**Work required:** Every line containing the word "ECMWF" needs to be found and copied.

**Extracted data entries:**
━━━
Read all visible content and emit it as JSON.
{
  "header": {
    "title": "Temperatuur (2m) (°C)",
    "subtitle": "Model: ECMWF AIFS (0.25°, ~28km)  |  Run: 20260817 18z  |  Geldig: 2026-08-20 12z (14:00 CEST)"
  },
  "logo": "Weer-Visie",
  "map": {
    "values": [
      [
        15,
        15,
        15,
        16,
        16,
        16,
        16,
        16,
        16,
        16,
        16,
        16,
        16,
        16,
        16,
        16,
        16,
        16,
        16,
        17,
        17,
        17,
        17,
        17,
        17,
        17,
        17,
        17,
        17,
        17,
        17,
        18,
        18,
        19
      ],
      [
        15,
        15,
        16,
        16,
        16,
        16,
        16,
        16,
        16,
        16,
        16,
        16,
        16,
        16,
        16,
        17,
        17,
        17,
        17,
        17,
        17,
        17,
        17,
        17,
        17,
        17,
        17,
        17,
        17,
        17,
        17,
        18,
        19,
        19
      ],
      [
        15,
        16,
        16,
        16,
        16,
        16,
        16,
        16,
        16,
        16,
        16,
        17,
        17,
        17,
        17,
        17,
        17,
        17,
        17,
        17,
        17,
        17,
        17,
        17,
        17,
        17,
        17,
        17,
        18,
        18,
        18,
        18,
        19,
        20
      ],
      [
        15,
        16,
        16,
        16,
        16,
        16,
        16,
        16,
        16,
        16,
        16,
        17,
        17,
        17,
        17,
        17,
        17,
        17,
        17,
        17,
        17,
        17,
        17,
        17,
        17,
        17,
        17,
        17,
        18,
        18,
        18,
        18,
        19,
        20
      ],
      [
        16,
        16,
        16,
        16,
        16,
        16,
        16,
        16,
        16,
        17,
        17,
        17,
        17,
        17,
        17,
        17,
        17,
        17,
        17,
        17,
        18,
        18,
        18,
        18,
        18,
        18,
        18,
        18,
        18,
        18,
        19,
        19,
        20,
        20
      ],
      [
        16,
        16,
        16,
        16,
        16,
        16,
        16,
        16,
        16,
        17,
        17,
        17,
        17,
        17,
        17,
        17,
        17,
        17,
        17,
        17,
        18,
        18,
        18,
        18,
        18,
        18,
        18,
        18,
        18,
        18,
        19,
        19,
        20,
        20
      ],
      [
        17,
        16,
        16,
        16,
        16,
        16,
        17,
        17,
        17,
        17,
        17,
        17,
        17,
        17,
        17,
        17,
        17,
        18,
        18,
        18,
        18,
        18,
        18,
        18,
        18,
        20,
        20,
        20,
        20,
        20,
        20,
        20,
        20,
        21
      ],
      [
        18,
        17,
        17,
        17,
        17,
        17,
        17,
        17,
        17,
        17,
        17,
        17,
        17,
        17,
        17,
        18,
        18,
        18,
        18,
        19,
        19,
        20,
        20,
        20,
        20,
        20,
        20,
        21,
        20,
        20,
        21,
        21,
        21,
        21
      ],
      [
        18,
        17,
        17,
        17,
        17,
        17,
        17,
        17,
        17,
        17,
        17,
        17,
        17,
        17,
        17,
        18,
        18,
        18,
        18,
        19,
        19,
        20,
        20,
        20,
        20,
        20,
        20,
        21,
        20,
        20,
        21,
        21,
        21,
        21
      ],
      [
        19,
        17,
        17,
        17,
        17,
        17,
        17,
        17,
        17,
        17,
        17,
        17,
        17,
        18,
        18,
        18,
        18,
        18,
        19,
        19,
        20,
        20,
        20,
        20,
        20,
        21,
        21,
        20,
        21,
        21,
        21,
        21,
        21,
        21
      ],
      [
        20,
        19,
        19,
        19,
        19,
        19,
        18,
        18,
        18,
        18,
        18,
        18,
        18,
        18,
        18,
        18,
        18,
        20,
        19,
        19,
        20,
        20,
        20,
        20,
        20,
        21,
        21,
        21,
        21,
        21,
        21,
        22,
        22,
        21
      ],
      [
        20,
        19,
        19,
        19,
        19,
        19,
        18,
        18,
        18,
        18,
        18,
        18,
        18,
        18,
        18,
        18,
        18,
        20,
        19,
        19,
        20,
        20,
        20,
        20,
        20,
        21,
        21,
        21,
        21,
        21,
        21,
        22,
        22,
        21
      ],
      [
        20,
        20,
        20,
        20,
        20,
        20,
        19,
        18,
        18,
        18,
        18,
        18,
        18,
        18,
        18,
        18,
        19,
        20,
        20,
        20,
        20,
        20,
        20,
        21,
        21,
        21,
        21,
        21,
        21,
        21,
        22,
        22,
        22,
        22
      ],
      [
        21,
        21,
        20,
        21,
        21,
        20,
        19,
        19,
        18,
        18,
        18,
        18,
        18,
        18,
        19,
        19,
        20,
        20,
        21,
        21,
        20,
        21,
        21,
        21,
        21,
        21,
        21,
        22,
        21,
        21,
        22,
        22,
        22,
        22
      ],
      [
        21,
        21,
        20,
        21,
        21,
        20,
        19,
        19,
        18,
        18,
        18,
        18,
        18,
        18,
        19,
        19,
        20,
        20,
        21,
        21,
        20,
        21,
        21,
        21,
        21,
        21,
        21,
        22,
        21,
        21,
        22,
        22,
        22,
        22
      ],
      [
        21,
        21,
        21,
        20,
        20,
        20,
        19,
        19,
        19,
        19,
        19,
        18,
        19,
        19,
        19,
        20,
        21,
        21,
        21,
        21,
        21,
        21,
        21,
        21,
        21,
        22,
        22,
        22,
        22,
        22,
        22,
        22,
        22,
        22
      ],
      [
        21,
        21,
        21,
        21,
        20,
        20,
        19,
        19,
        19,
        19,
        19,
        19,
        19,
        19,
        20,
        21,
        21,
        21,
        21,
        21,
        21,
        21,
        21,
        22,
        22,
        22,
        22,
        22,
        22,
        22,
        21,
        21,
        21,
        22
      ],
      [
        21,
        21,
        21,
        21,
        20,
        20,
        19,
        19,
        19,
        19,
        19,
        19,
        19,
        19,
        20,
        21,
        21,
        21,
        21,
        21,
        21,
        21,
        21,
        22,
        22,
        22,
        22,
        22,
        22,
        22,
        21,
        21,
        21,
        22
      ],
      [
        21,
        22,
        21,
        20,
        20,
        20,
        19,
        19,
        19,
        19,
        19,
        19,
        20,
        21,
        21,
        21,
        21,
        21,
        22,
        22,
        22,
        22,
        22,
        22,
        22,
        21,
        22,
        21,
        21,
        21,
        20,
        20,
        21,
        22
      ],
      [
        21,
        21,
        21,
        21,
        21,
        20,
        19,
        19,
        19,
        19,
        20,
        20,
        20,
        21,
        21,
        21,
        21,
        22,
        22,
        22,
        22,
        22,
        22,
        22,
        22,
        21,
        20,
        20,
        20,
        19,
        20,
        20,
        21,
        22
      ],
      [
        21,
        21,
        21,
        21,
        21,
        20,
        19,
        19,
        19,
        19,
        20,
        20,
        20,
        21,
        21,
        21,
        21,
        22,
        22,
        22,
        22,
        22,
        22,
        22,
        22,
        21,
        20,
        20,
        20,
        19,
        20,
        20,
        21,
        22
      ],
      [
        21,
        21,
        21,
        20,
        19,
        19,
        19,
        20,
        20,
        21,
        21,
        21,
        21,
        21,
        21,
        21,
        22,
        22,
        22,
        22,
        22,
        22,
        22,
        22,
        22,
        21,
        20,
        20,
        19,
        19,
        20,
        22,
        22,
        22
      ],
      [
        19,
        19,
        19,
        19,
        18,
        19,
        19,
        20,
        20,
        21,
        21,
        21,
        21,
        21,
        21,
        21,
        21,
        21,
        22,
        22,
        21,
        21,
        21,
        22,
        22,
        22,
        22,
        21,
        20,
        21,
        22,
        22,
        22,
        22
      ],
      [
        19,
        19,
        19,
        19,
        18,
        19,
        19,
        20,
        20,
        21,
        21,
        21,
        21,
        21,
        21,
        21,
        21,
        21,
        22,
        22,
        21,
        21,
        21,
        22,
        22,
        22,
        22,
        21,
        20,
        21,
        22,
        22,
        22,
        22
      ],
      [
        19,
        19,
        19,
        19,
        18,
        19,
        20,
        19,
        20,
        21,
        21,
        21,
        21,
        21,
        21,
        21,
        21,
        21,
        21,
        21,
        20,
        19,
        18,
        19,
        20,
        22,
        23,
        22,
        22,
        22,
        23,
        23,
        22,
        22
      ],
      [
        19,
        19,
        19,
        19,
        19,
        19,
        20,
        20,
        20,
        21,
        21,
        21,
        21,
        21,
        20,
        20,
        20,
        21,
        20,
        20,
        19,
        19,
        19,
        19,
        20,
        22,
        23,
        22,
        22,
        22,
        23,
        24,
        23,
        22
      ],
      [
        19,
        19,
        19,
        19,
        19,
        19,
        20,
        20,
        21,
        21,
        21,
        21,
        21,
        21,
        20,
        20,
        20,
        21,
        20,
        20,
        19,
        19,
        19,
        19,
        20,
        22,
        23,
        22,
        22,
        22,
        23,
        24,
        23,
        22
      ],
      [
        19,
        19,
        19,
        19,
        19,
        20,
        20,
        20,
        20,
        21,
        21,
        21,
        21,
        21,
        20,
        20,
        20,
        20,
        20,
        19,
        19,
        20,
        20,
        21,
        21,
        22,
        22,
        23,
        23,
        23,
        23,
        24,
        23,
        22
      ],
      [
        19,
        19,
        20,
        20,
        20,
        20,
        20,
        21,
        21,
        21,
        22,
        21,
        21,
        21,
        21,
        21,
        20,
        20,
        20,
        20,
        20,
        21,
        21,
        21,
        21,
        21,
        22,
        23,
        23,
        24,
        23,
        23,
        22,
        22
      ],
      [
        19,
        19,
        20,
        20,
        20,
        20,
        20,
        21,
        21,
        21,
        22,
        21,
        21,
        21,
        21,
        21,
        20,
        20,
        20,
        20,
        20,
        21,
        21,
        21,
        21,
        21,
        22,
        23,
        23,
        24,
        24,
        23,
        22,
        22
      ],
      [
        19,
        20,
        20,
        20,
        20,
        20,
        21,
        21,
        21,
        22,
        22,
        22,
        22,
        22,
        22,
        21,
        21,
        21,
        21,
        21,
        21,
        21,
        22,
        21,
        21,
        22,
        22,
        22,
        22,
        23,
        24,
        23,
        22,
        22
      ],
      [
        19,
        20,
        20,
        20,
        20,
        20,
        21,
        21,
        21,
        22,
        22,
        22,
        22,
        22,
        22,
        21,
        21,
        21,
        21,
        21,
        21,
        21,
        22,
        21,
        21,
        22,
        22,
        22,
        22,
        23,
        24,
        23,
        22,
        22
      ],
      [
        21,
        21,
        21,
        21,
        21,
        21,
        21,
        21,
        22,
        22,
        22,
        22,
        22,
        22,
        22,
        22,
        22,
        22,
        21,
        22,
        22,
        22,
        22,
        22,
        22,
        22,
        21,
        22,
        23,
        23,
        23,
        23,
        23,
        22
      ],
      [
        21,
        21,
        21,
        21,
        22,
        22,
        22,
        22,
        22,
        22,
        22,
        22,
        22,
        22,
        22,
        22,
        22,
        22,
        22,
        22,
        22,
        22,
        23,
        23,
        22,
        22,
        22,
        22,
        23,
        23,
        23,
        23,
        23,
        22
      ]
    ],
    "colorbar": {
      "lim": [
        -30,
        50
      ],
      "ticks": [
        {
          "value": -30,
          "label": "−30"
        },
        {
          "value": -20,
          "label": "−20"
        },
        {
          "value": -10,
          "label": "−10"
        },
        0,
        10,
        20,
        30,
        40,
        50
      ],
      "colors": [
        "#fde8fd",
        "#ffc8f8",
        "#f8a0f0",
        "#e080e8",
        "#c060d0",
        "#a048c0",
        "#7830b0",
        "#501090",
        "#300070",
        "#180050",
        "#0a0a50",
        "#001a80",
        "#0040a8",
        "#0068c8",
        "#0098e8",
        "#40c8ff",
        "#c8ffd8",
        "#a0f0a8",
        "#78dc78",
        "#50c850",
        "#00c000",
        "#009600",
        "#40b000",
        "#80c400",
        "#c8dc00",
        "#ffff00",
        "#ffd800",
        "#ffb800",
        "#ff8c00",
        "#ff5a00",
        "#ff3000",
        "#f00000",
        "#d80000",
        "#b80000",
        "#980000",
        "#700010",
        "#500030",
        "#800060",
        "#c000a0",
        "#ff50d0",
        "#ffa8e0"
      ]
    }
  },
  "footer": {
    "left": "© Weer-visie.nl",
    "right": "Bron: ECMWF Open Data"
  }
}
━━━
**The answer:**
    "subtitle": "Model: ECMWF AIFS (0.25°, ~28km)  |  Run: 20260817 18z  |  Geldig: 2026-08-20 12z (14:00 CEST)"
    "right": "Bron: ECMWF Open Data"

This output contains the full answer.